> _To be done_: Collect the lines of the entries where "this" shows up.

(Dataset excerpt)
# # # # #
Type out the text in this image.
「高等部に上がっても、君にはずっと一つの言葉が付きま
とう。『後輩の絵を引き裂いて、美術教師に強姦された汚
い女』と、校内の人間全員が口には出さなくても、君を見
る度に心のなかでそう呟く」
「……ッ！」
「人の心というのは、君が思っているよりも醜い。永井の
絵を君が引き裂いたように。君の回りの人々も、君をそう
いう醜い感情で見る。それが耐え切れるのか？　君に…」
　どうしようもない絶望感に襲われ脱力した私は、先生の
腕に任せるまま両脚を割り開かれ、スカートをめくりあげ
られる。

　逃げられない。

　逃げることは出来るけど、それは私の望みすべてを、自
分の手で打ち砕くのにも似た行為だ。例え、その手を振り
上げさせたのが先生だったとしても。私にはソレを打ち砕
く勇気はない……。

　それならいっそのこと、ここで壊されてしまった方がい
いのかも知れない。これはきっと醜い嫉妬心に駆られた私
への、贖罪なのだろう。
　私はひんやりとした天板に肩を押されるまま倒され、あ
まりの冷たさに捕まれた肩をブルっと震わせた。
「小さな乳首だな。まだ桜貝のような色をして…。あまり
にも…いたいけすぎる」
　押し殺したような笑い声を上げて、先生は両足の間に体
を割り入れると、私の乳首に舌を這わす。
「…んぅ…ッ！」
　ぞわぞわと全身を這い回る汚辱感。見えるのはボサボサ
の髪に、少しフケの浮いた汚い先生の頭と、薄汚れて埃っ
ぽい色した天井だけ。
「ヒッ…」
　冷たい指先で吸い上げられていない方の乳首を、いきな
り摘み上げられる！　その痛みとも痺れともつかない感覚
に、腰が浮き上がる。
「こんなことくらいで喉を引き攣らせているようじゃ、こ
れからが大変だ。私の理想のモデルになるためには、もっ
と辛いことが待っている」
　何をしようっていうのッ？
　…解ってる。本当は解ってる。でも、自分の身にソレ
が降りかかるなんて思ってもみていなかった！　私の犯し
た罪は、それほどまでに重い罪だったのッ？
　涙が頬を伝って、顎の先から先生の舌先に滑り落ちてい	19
# # # # #
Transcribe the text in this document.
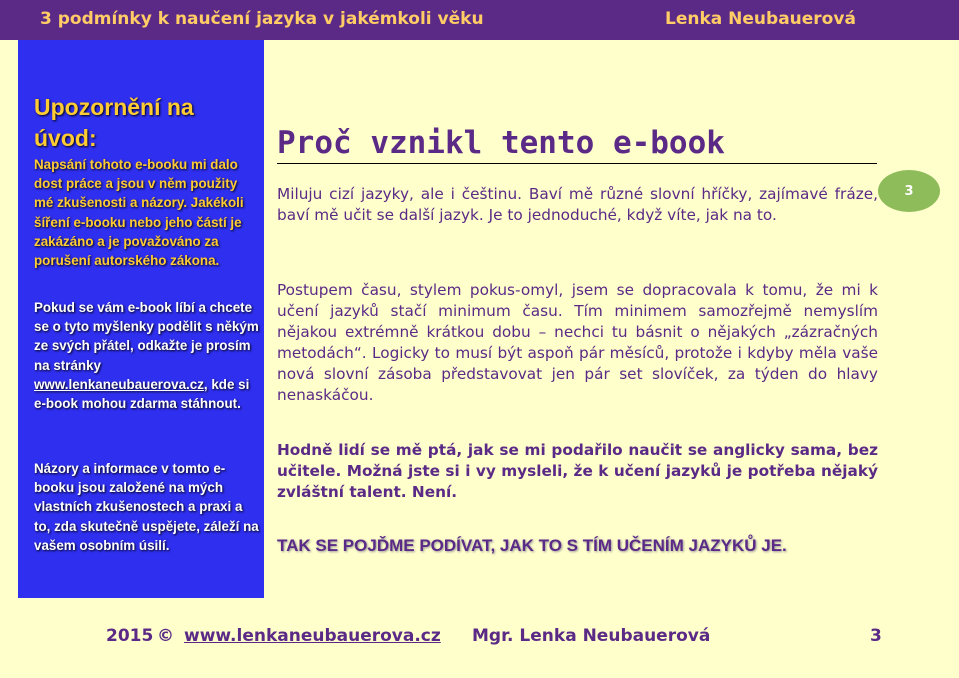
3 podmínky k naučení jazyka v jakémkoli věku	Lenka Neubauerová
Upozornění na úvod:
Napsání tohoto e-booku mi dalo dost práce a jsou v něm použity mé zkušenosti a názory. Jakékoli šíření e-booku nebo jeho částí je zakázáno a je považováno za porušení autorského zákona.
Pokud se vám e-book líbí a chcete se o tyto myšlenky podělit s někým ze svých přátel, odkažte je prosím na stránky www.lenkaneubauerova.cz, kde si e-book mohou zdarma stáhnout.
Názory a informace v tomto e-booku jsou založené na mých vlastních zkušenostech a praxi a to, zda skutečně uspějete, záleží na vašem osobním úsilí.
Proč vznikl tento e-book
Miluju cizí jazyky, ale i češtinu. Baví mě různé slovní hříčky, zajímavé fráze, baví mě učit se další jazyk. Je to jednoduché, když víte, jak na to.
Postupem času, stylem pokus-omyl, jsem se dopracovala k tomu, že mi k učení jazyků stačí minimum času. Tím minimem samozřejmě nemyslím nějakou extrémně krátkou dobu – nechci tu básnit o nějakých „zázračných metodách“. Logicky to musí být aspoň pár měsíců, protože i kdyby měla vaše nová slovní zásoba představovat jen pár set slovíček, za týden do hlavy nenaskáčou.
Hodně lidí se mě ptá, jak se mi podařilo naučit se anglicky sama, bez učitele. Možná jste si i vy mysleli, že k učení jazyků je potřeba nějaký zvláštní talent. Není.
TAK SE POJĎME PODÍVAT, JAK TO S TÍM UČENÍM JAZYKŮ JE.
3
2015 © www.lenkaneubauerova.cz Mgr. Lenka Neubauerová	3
# # # # #
> _Exercise response_:
Type out the text in this image.
Transcribe the text in this document.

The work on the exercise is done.